* _GOAL_
Go through the records and extract every line with the word "description".

* _MATERIAL FOR THIS TASK_
- - -
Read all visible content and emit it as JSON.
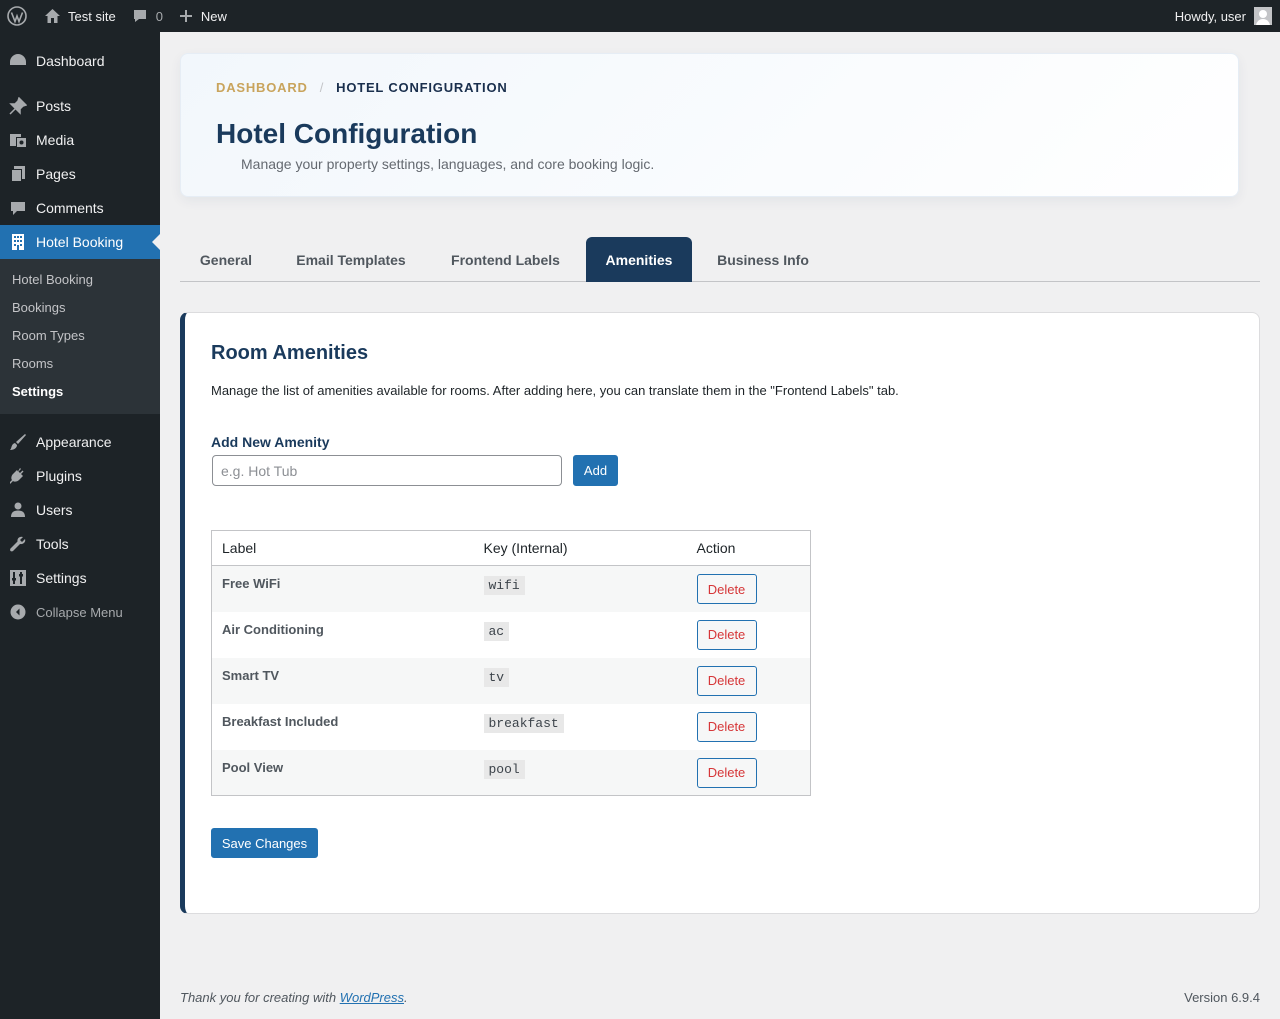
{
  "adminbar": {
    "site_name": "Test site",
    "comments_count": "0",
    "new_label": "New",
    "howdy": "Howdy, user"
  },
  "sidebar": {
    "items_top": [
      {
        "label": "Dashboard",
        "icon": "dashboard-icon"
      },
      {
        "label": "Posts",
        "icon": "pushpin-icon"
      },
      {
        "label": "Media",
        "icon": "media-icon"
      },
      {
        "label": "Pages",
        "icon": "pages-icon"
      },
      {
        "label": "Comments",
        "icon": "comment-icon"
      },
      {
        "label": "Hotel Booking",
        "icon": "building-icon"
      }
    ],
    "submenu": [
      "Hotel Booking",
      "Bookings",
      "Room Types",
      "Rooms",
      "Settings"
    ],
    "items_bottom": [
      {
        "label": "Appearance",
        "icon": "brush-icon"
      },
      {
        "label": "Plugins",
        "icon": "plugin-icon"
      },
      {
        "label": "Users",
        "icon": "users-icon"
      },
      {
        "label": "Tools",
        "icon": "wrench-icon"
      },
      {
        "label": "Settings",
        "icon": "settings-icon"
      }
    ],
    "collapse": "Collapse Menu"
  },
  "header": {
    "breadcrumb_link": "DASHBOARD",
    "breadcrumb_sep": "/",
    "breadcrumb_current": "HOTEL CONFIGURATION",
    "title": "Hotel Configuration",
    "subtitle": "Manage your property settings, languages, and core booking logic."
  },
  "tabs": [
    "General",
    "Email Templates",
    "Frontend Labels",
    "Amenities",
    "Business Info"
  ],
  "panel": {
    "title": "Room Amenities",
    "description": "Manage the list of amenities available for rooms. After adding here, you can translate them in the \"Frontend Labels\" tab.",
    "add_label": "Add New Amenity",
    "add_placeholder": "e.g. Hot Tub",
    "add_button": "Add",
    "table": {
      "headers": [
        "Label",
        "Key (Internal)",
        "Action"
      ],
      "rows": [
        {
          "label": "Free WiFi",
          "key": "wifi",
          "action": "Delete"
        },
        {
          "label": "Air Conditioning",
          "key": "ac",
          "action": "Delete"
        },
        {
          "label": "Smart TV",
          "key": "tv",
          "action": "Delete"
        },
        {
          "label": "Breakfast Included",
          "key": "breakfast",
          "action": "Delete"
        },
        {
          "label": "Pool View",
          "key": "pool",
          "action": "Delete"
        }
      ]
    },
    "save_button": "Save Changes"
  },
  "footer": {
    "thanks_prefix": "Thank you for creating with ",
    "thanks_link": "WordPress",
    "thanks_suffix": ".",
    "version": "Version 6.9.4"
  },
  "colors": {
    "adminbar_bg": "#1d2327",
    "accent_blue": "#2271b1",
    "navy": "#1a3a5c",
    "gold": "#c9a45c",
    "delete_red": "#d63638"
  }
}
- - -
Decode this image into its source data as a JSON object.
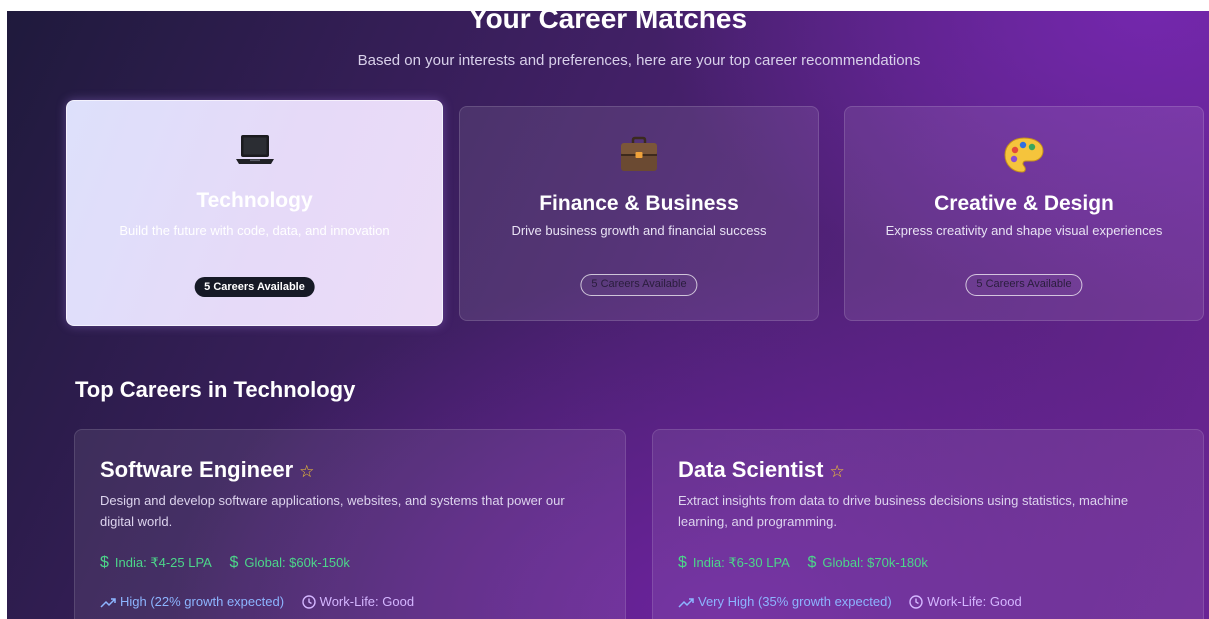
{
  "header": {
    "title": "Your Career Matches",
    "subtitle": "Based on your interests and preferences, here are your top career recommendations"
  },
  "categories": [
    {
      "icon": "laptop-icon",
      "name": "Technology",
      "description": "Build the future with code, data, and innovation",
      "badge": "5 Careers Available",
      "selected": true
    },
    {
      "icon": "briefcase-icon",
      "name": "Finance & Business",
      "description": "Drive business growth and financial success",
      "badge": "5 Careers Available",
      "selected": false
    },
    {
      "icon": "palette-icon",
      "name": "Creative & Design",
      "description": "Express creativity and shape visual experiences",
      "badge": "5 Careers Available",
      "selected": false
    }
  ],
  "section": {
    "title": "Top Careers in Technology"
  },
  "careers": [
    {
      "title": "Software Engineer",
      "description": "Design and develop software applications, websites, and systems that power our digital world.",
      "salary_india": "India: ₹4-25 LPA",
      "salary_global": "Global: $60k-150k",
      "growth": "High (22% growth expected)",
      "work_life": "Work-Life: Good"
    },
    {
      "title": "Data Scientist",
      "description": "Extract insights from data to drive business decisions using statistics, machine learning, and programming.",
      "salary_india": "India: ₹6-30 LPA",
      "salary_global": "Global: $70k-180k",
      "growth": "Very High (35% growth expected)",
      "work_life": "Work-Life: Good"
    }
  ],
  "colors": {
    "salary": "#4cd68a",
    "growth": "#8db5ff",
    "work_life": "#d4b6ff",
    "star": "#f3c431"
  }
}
- - -
* _RESPONSE TO THE TASK_
    "description": "Manage the list of amenities available for rooms. After adding here, you can translate them in the \"Frontend Labels\" tab.",
      "description": "Build the future with code, data, and innovation",
      "description": "Drive business growth and financial success",
      "description": "Express creativity and shape visual experiences",
      "description": "Design and develop software applications, websites, and systems that power our digital world.",
      "description": "Extract insights from data to drive business decisions using statistics, machine learning, and programming.",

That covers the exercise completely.